Mich hat besonders im Sozialausschuss erstaunt, dass sowohl BÜNDNIS 90/DIE GRÜNEN als auch DIE LINKE zwei verschiedene Anträge zu den Quoten mit unterschiedlichen Zahlen eingebracht haben.
Ich denke da nur, das ist nämlich das Glücksradprinzip, was hier angewendet worden ist, wenn BÜNDNIS 90/DIE GRÜNEN im Landkreis 82,5 behalten wollen,
den kreisfreien Städten aber 80 von 100 geben wollen. Die LINKEN ändern dieses Quorum ab von 72 auf 72,5 und dann Absenkung von 82,5 auf 82. Da sieht man schon die großen Unterschiede
(Peter Ritter, DIE LINKE: Sehen Sie, wenn Sie unsere Anträge nicht hätten, wüssten Sie gar nicht, was Sie erzählen sollten zu dem Gesetz.)
und ich frage mich, Herr Ritter, zu Ihrer Entlastung sage ich mal, Sie haben wenigstens noch in Ihrer Fraktion geguckt, dass man nicht zusätzlich Geld ins System gibt.
Sie haben nämlich bei der einen Seite abgesenkt und dafür mehr gegeben, aber bei den GRÜNEN spielt Geld keine Rolle, da wird immer noch oben draufgelegt.
Es wird wieder mal ganz deutlich, dass von der Opposition vermehrt Schaufensteranträge entwickelt werden.

******************************

Ihre Aufgaben:
1 – Erklären Sie in ein bis drei Sätzen, warum Herrn Ritter im Lesetext etwas zu seiner Entlastung zugestanden wird.
2 – Schreiben Sie den Abschnitt des Lesetextes zwischen „und ich frage“ und „noch oben draufgelegt.“ einschließlich wortgetreu ab.

Datenauszug:
******************************

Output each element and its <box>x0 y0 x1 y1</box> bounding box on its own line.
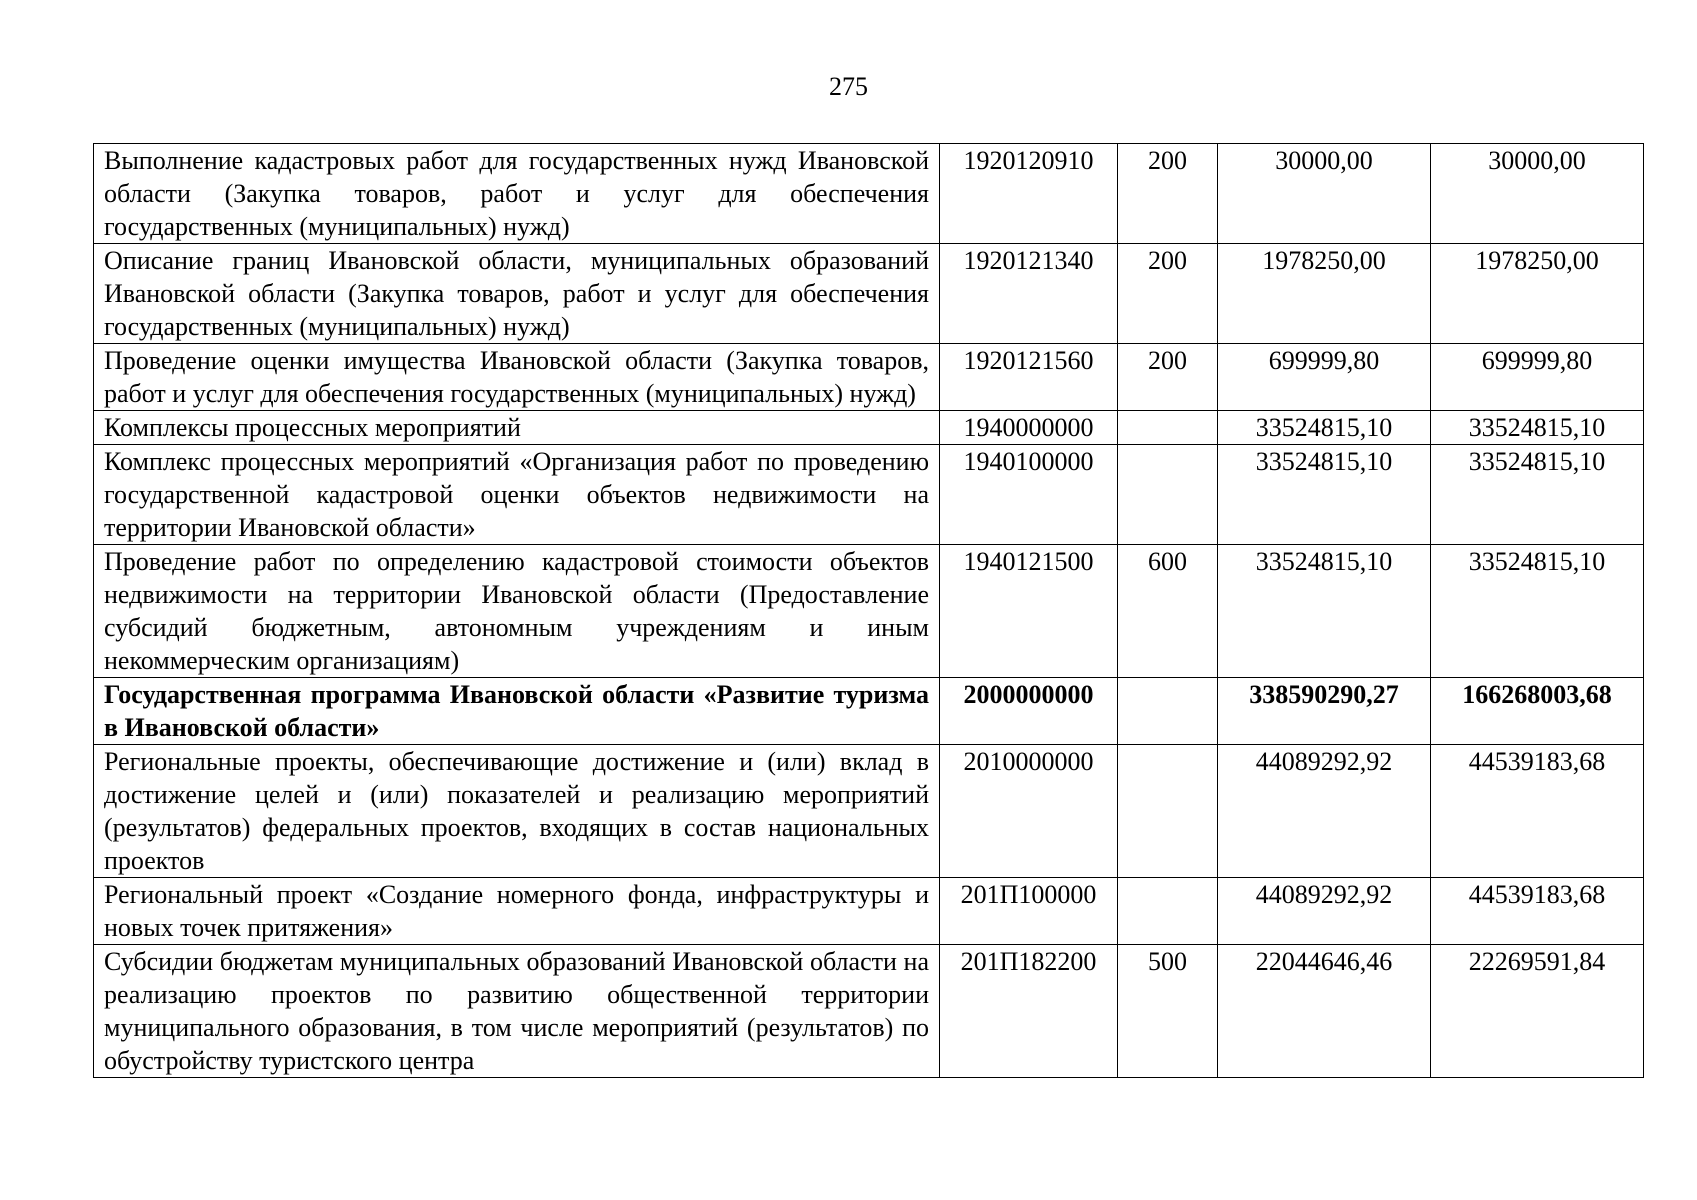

******************************

Erwartete Ergebnisse:
1 – Die Fraktion DIE LINKE hat wenigstens darauf geachtet, dass nicht zusätzlich Geld ins System gegeben wird. Sie hat auf der einen Seite abgesenkt und dafür auf der anderen mehr gegeben. Bei den GRÜNEN dagegen spielt Geld keine Rolle, und es wird immer noch oben draufgelegt.

2 –
und ich frage mich, Herr Ritter, zu Ihrer Entlastung sage ich mal, Sie haben wenigstens noch in Ihrer Fraktion geguckt, dass man nicht zusätzlich Geld ins System gibt.
Sie haben nämlich bei der einen Seite abgesenkt und dafür mehr gegeben, aber bei den GRÜNEN spielt Geld keine Rolle, da wird immer noch oben draufgelegt.